● Your instructions
Give the data again, word for word.

(Stored data entries)
::::::

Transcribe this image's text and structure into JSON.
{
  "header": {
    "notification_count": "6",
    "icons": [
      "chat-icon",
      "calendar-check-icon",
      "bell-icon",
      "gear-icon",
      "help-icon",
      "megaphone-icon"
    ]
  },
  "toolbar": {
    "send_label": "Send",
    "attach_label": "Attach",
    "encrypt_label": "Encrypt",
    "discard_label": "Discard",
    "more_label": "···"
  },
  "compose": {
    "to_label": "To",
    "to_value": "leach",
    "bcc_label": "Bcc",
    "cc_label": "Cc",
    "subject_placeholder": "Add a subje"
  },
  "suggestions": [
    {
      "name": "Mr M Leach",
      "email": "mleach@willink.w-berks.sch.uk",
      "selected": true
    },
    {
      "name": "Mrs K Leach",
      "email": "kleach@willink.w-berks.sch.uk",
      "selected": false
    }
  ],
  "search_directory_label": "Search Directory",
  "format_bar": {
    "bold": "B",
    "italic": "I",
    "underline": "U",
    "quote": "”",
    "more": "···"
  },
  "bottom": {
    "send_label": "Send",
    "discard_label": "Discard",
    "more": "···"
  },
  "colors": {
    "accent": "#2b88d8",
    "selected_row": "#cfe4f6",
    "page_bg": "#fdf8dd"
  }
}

::::::

● Correct answer
Transcribe this image's text and structure into JSON.
{
  "header": {
    "notification_count": "6",
    "icons": [
      "chat-icon",
      "calendar-check-icon",
      "bell-icon",
      "gear-icon",
      "help-icon",
      "megaphone-icon"
    ]
  },
  "toolbar": {
    "send_label": "Send",
    "attach_label": "Attach",
    "encrypt_label": "Encrypt",
    "discard_label": "Discard",
    "more_label": "···"
  },
  "compose": {
    "to_label": "To",
    "to_value": "leach",
    "bcc_label": "Bcc",
    "cc_label": "Cc",
    "subject_placeholder": "Add a subje"
  },
  "suggestions": [
    {
      "name": "Mr M Leach",
      "email": "mleach@willink.w-berks.sch.uk",
      "selected": true
    },
    {
      "name": "Mrs K Leach",
      "email": "kleach@willink.w-berks.sch.uk",
      "selected": false
    }
  ],
  "search_directory_label": "Search Directory",
  "format_bar": {
    "bold": "B",
    "italic": "I",
    "underline": "U",
    "quote": "”",
    "more": "···"
  },
  "bottom": {
    "send_label": "Send",
    "discard_label": "Discard",
    "more": "···"
  },
  "colors": {
    "accent": "#2b88d8",
    "selected_row": "#cfe4f6",
    "page_bg": "#fdf8dd"
  }
}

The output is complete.